## REQUIREMENTS
Lines containing the string "冬天的百草园比较的无味" are to be counted; report the total by itself.
[START]
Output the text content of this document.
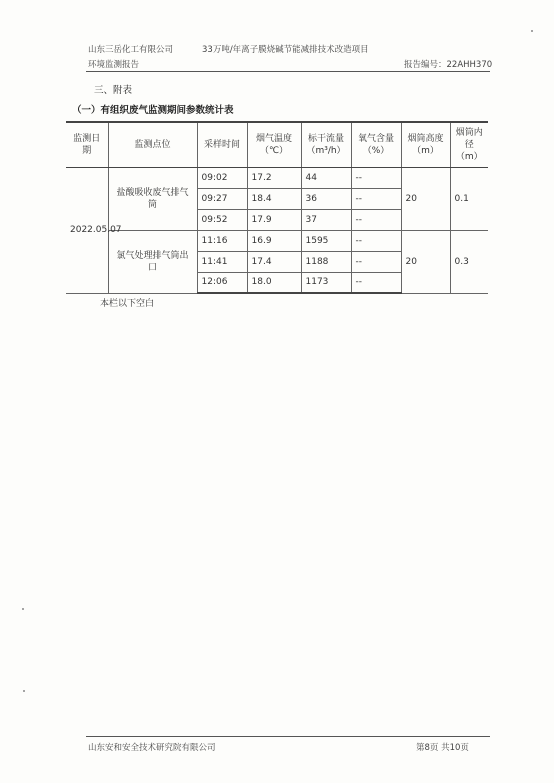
山东三岳化工有限公司	33万吨/年离子膜烧碱节能减排技术改造项目
环境监测报告	报告编号：22AHH370
三、附表
（一）有组织废气监测期间参数统计表
监测日期	监测点位	采样时间	烟气温度（℃）	标干流量（m³/h）	氧气含量（%）	烟筒高度（m）	烟筒内径（m）
2022.05.07	盐酸吸收废气排气筒	09:02	17.2	44	--	20	0.1
		09:27	18.4	36	--		
		09:52	17.9	37	--		
	氯气处理排气筒出口	11:16	16.9	1595	--	20	0.3
		11:41	17.4	1188	--		
		12:06	18.0	1173	--		
本栏以下空白
山东安和安全技术研究院有限公司	第8页 共10页
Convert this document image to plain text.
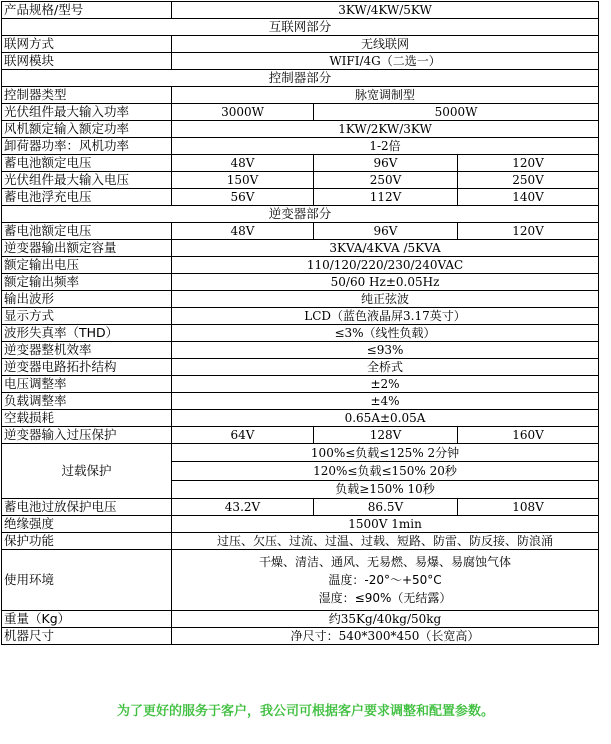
产品规格/型号	3KW/4KW/5KW		
互联网部分			
联网方式	无线联网		
联网模块	WIFI/4G（二选一）		
控制器部分			
控制器类型	脉宽调制型		
光伏组件最大输入功率	3000W	5000W	
风机额定输入额定功率	1KW/2KW/3KW		
卸荷器功率：风机功率	1-2倍		
蓄电池额定电压	48V	96V	120V
光伏组件最大输入电压	150V	250V	250V
蓄电池浮充电压	56V	112V	140V
逆变器部分			
蓄电池额定电压	48V	96V	120V
逆变器输出额定容量	3KVA/4KVA /5KVA		
额定输出电压	110/120/220/230/240VAC		
额定输出频率	50/60 Hz±0.05Hz		
输出波形	纯正弦波		
显示方式	LCD（蓝色液晶屏3.17英寸）		
波形失真率（THD）	≤3%（线性负载）		
逆变器整机效率	≤93%		
逆变器电路拓扑结构	全桥式		
电压调整率	±2%		
负载调整率	±4%		
空载损耗	0.65A±0.05A		
逆变器输入过压保护	64V	128V	160V
过载保护	100%≤负载≤125% 2分钟		
	120%≤负载≤150% 20秒		
	负载≥150% 10秒		
蓄电池过放保护电压	43.2V	86.5V	108V
绝缘强度	1500V 1min		
保护功能	过压、欠压、过流、过温、过载、短路、防雷、防反接、防浪涌		
使用环境	干燥、清洁、通风、无易燃、易爆、易腐蚀气体
温度：-20°～+50°C
湿度：≤90%（无结露）		

重量（Kg）	约35Kg/40kg/50kg		
机器尺寸	净尺寸：540*300*450（长宽高）		
为了更好的服务于客户，我公司可根据客户要求调整和配置参数。
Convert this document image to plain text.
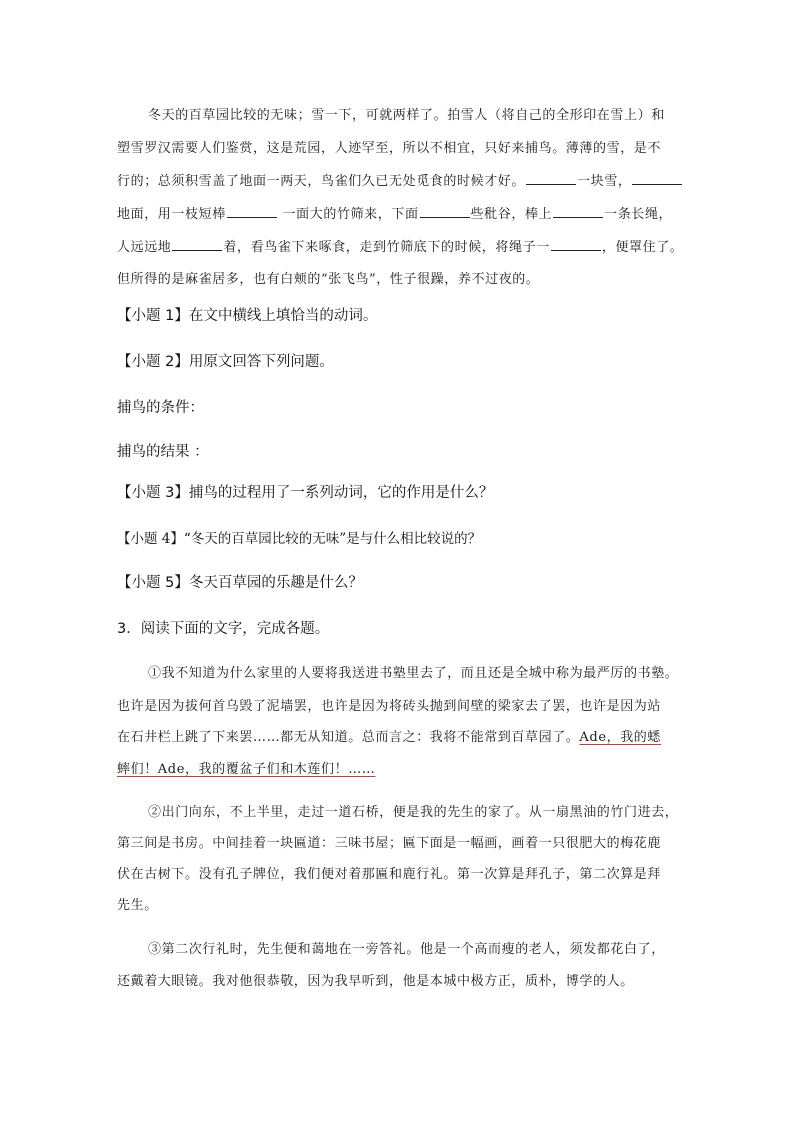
冬天的百草园比较的无味；雪一下，可就两样了。拍雪人（将自己的全形印在雪上）和
塑雪罗汉需要人们鉴赏，这是荒园，人迹罕至，所以不相宜，只好来捕鸟。薄薄的雪，是不
行的；总须积雪盖了地面一两天，鸟雀们久已无处觅食的时候才好。	一块雪，
地面，用一枝短棒	一面大的竹筛来，下面	些秕谷，棒上	一条长绳，
人远远地	着，看鸟雀下来啄食，走到竹筛底下的时候，将绳子一	，便罩住了。
但所得的是麻雀居多，也有白颊的“张飞鸟”，性子很躁，养不过夜的。
【小题 1】在文中横线上填恰当的动词。
【小题 2】用原文回答下列问题。
捕鸟的条件：
捕鸟的结果 ：
【小题 3】捕鸟的过程用了一系列动词，它的作用是什么？
【小题 4】“冬天的百草园比较的无味”是与什么相比较说的？
【小题 5】冬天百草园的乐趣是什么？
3．阅读下面的文字，完成各题。
①我不知道为什么家里的人要将我送进书塾里去了，而且还是全城中称为最严厉的书塾。
也许是因为拔何首乌毁了泥墙罢，也许是因为将砖头抛到间壁的梁家去了罢，也许是因为站
在石井栏上跳了下来罢……都无从知道。总而言之：我将不能常到百草园了。Ade，我的蟋
蟀们！Ade，我的覆盆子们和木莲们！……
②出门向东，不上半里，走过一道石桥，便是我的先生的家了。从一扇黑油的竹门进去，
第三间是书房。中间挂着一块匾道：三味书屋；匾下面是一幅画，画着一只很肥大的梅花鹿
伏在古树下。没有孔子牌位，我们便对着那匾和鹿行礼。第一次算是拜孔子，第二次算是拜
先生。
③第二次行礼时，先生便和蔼地在一旁答礼。他是一个高而瘦的老人，须发都花白了，
还戴着大眼镜。我对他很恭敬，因为我早听到，他是本城中极方正，质朴，博学的人。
[END]
## WRITTEN SOLUTION
2